» Set exercise: Bring together all lines of the material below that contain the string "header".

» Material provided:
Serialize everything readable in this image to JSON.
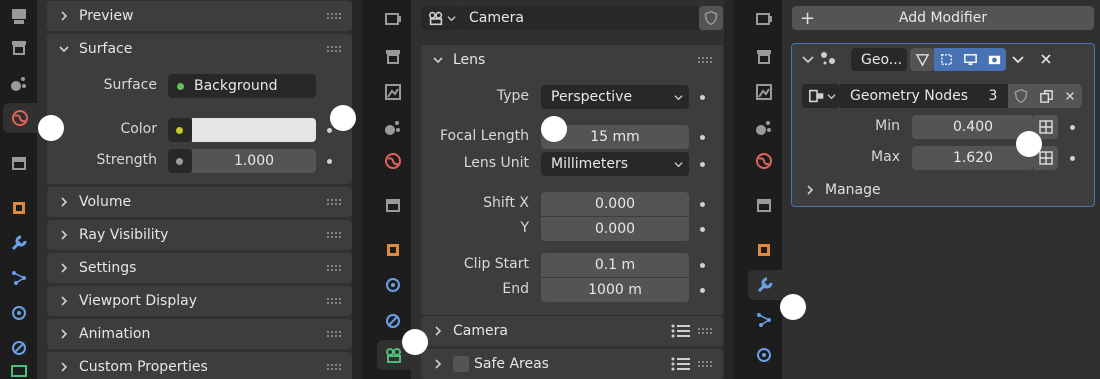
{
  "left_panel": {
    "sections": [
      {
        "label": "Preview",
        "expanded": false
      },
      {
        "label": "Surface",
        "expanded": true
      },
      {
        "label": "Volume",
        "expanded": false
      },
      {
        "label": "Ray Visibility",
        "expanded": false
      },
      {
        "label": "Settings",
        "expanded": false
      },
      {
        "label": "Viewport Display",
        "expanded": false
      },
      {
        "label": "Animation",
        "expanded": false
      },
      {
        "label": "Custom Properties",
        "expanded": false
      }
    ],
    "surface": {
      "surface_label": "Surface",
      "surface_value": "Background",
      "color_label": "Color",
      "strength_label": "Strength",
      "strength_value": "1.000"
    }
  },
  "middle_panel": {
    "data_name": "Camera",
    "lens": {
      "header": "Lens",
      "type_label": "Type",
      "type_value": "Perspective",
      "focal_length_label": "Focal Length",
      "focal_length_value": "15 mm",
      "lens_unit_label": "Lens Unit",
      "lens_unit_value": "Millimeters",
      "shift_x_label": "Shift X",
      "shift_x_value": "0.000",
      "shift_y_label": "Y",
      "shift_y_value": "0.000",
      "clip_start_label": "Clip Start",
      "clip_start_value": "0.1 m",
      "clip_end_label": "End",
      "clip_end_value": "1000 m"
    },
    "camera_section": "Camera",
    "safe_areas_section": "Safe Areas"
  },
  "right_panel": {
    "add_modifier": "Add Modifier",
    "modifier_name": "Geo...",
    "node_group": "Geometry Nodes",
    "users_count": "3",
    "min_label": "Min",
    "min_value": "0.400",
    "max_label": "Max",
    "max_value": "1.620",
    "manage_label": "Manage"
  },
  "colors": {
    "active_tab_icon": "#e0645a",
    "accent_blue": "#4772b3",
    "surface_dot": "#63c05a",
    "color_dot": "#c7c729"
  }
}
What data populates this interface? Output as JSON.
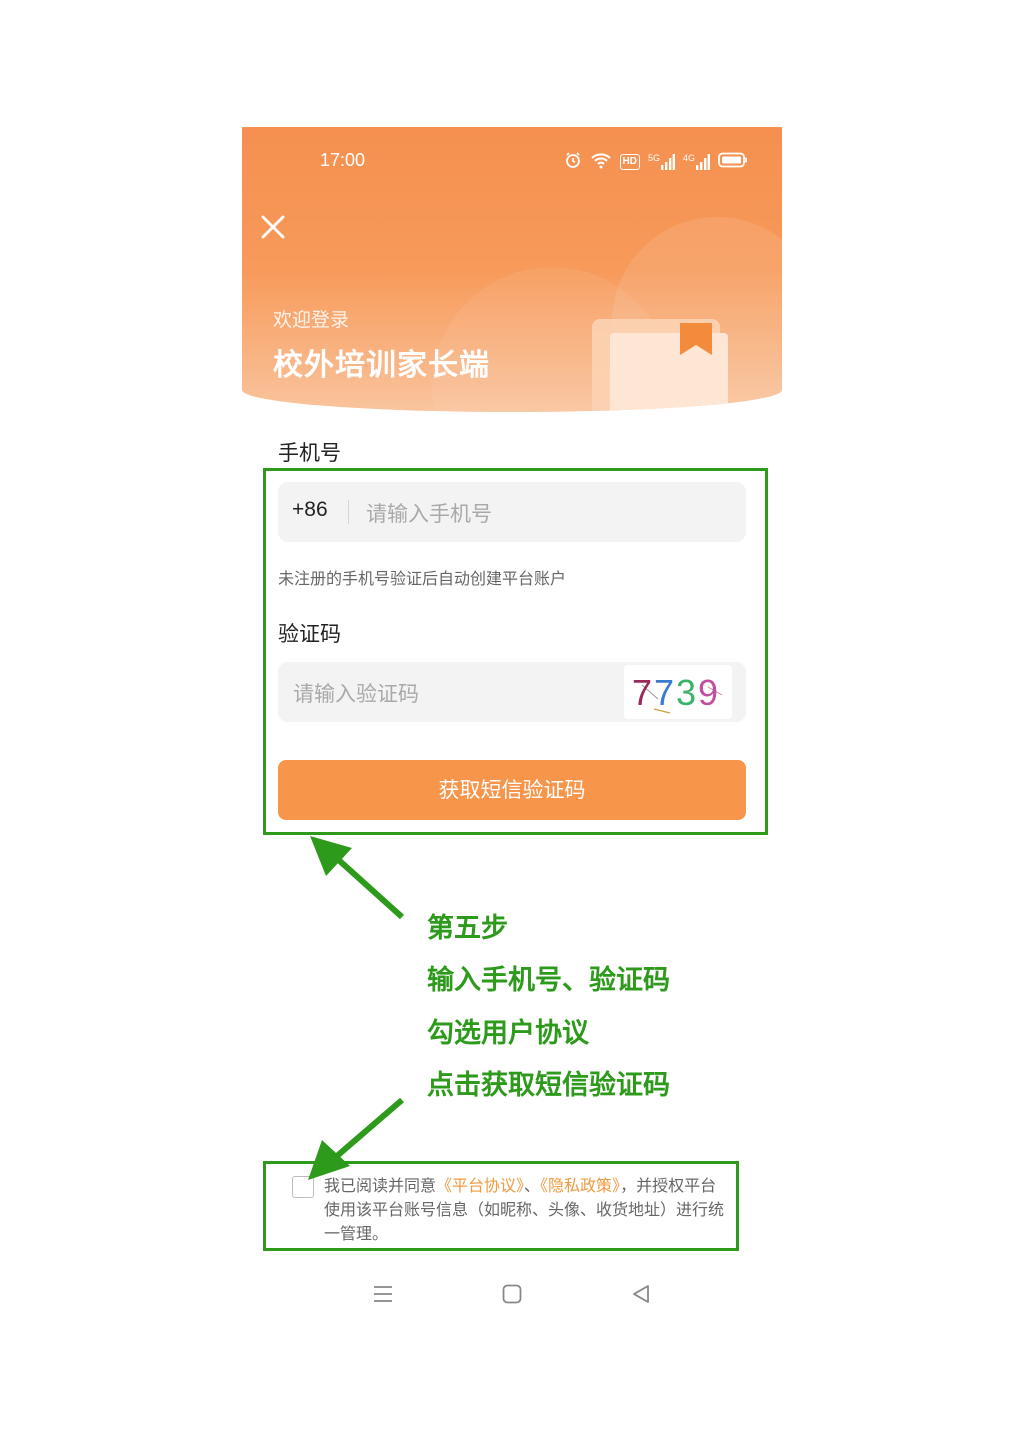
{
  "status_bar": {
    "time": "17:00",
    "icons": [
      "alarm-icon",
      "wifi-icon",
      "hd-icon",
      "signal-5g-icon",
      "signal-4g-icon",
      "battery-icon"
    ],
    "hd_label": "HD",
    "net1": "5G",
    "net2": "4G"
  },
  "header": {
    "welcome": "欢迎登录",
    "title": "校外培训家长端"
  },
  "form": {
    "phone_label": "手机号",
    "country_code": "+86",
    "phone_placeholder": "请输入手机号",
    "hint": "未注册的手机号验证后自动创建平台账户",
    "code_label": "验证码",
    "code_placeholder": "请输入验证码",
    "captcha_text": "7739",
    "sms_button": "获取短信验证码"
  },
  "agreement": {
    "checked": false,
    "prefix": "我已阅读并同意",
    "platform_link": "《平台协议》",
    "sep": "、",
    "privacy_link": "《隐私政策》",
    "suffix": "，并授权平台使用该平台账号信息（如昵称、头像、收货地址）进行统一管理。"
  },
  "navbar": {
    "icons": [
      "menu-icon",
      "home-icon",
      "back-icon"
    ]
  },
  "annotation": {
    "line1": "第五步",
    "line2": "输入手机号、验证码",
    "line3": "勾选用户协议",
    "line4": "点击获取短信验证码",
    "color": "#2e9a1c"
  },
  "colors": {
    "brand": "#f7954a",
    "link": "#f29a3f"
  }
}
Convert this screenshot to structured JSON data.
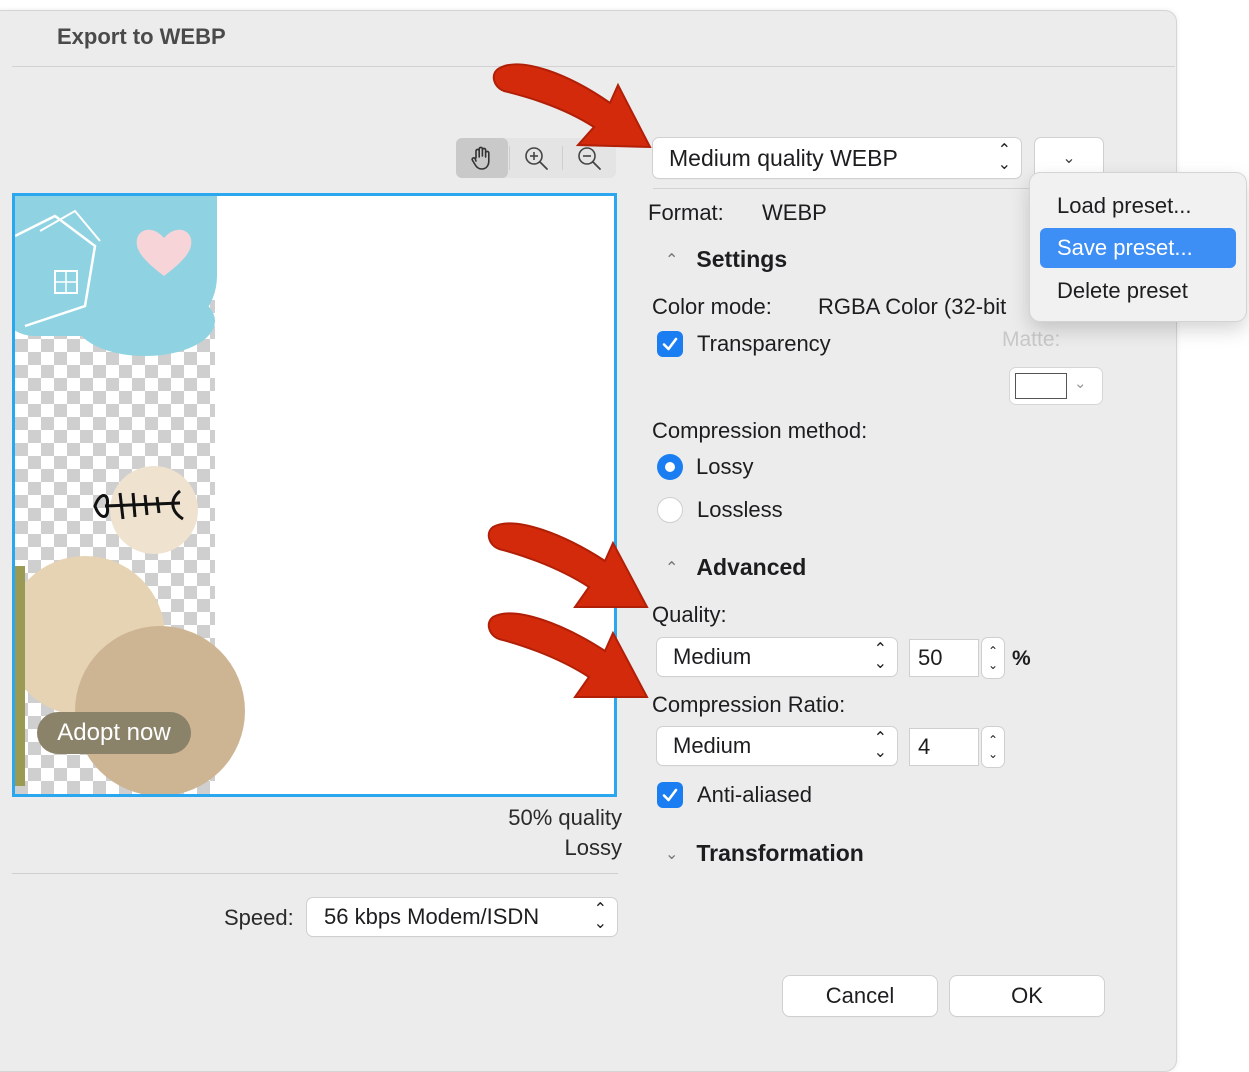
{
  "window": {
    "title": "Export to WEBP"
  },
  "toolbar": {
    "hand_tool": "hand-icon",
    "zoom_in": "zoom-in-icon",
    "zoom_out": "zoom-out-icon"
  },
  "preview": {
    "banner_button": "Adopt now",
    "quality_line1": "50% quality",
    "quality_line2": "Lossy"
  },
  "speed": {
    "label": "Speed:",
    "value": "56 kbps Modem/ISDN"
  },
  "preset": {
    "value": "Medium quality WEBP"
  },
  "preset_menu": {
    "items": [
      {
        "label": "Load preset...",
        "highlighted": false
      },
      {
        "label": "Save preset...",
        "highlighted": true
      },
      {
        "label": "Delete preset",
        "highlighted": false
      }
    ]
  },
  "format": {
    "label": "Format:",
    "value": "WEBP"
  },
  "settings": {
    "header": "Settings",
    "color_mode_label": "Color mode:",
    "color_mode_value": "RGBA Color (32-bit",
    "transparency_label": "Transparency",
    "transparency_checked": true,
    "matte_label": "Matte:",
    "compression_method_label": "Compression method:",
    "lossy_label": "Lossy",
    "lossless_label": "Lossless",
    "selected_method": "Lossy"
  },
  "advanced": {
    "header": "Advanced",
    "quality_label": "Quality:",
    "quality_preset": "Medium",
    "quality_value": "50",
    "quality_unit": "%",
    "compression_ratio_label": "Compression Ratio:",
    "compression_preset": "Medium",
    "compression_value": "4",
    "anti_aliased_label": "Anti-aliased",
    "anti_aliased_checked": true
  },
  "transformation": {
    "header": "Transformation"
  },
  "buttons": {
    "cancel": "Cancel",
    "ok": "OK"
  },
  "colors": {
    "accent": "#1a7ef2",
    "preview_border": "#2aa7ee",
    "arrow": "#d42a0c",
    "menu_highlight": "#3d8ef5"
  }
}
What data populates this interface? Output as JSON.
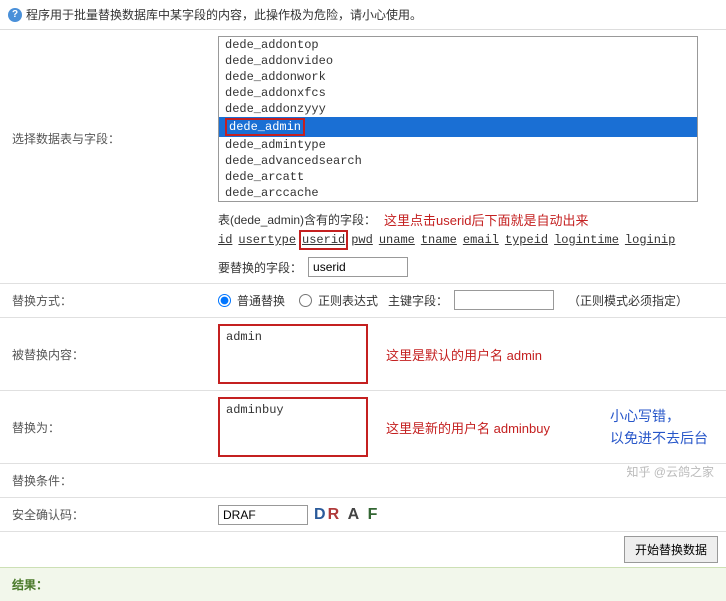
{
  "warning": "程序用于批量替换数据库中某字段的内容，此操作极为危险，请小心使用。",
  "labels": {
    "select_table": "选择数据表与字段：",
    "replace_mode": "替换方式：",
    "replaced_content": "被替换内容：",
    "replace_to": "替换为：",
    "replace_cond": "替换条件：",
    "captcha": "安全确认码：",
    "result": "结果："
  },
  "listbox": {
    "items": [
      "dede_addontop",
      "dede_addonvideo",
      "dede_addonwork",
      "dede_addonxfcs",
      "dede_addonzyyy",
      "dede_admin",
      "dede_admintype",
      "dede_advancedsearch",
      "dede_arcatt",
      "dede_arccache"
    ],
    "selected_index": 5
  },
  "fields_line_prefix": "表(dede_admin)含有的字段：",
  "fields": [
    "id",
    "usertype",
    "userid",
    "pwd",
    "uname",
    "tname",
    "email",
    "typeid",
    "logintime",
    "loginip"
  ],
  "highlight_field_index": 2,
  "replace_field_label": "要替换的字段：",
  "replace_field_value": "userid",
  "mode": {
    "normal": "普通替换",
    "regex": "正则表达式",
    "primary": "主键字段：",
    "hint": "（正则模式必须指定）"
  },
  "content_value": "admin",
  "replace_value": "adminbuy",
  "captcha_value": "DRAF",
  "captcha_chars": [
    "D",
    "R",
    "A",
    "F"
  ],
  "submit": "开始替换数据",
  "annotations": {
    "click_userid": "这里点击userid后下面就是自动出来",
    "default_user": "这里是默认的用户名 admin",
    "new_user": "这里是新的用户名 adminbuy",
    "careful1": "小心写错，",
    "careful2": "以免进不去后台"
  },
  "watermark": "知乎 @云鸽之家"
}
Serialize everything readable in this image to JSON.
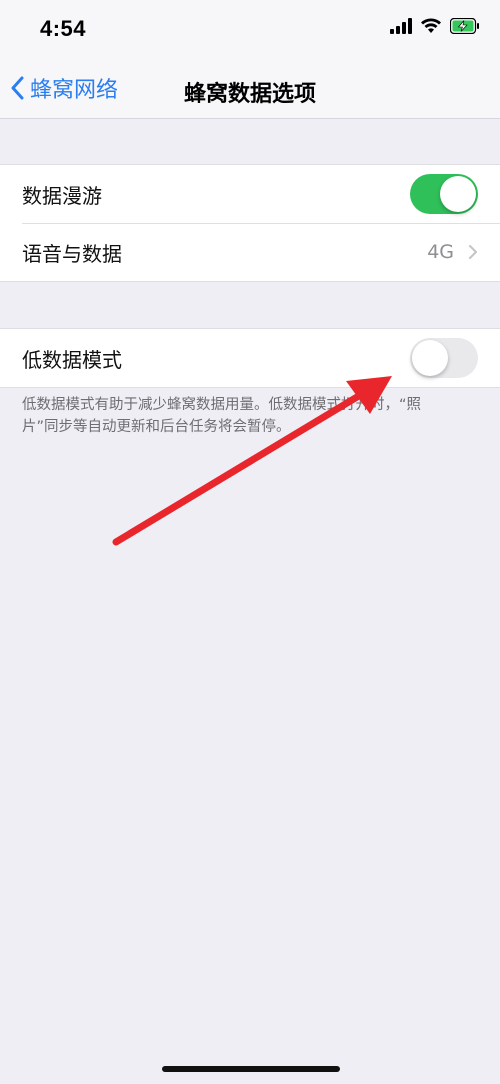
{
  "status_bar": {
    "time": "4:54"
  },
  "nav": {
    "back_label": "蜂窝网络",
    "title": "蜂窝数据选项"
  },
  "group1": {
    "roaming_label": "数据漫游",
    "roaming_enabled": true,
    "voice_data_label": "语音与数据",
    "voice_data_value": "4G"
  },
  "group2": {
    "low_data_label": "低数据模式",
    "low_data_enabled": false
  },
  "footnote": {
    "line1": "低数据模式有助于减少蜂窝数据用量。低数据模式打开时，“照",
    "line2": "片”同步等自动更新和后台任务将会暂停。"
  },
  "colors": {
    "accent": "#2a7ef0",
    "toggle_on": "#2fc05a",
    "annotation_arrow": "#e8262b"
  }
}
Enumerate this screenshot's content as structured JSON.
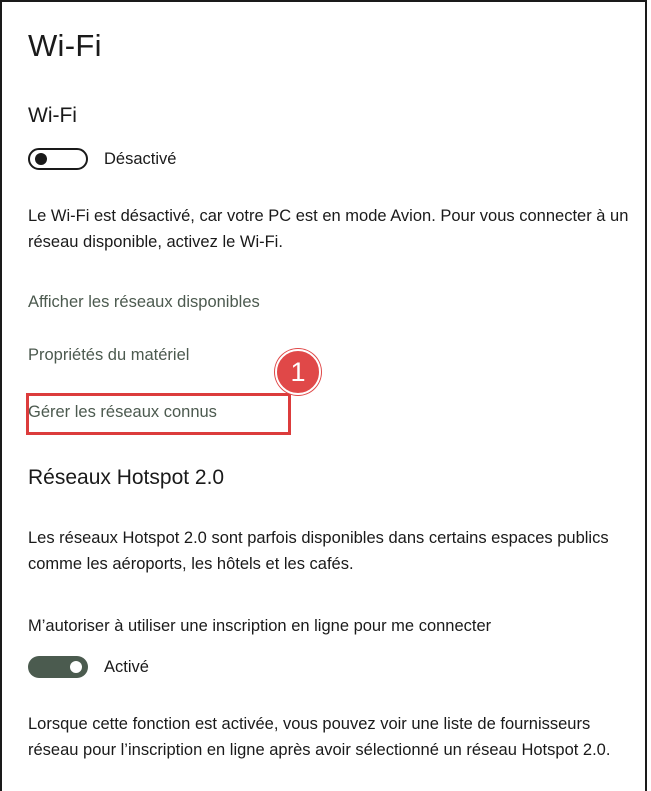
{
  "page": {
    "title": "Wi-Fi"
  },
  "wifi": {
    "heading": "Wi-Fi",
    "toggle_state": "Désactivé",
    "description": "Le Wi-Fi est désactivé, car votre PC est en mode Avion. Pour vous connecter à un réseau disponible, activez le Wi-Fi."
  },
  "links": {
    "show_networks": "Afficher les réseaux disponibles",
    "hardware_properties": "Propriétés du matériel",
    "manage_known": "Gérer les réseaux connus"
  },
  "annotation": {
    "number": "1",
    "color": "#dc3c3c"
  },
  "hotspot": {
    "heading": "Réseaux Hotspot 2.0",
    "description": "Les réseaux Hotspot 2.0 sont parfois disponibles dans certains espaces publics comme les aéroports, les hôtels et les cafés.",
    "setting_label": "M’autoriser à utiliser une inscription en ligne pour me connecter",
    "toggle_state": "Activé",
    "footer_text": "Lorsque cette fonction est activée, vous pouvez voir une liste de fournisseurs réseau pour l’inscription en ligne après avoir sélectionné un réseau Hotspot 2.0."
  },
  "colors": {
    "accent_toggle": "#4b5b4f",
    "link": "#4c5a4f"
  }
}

» Problem solution:
      "header": "Lens",
  "header": {
    "header": "Settings",
    "header": "Advanced",
    "header": "Transformation"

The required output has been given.